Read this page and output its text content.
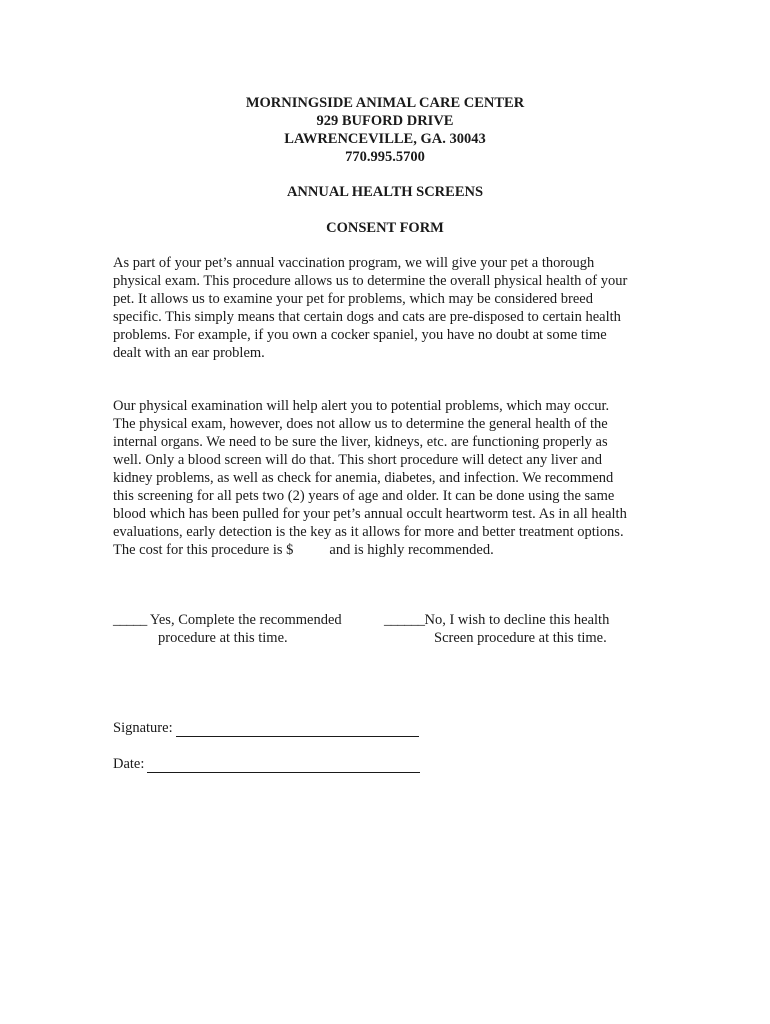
MORNINGSIDE ANIMAL CARE CENTER
929 BUFORD DRIVE
LAWRENCEVILLE, GA. 30043
770.995.5700
ANNUAL HEALTH SCREENS
CONSENT FORM
As part of your pet’s annual vaccination program, we will give your pet a thorough
physical exam. This procedure allows us to determine the overall physical health of your
pet. It allows us to examine your pet for problems, which may be considered breed
specific. This simply means that certain dogs and cats are pre-disposed to certain health
problems. For example, if you own a cocker spaniel, you have no doubt at some time
dealt with an ear problem.
Our physical examination will help alert you to potential problems, which may occur.
The physical exam, however, does not allow us to determine the general health of the
internal organs. We need to be sure the liver, kidneys, etc. are functioning properly as
well. Only a blood screen will do that. This short procedure will detect any liver and
kidney problems, as well as check for anemia, diabetes, and infection. We recommend
this screening for all pets two (2) years of age and older. It can be done using the same
blood which has been pulled for your pet’s annual occult heartworm test. As in all health
evaluations, early detection is the key as it allows for more and better treatment options.
The cost for this procedure is $ and is highly recommended.
_____ Yes, Complete the recommended
procedure at this time.
______No, I wish to decline this health
Screen procedure at this time.
Signature:
Date:
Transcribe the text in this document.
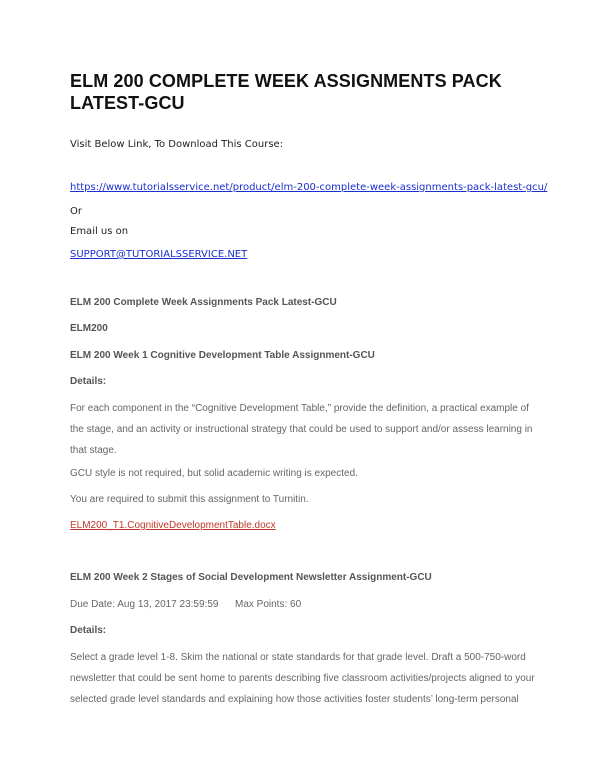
ELM 200 COMPLETE WEEK ASSIGNMENTS PACK
LATEST-GCU
Visit Below Link, To Download This Course:
https://www.tutorialsservice.net/product/elm-200-complete-week-assignments-pack-latest-gcu/
Or
Email us on
SUPPORT@TUTORIALSSERVICE.NET
ELM 200 Complete Week Assignments Pack Latest-GCU
ELM200
ELM 200 Week 1 Cognitive Development Table Assignment-GCU
Details:
For each component in the “Cognitive Development Table,” provide the definition, a practical example of the stage, and an activity or instructional strategy that could be used to support and/or assess learning in that stage.
GCU style is not required, but solid academic writing is expected.
You are required to submit this assignment to Turnitin.
ELM200_T1.CognitiveDevelopmentTable.docx
ELM 200 Week 2 Stages of Social Development Newsletter Assignment-GCU
Due Date: Aug 13, 2017 23:59:59 Max Points: 60
Details:
Select a grade level 1-8. Skim the national or state standards for that grade level. Draft a 500-750-word newsletter that could be sent home to parents describing five classroom activities/projects aligned to your selected grade level standards and explaining how those activities foster students’ long-term personal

> GOAL
Using the records above, find and show each line with the string "well".

> EXERCISE RESULT
well. Only a blood screen will do that. This short procedure will detect any liver and
kidney problems, as well as check for anemia, diabetes, and infection. We recommend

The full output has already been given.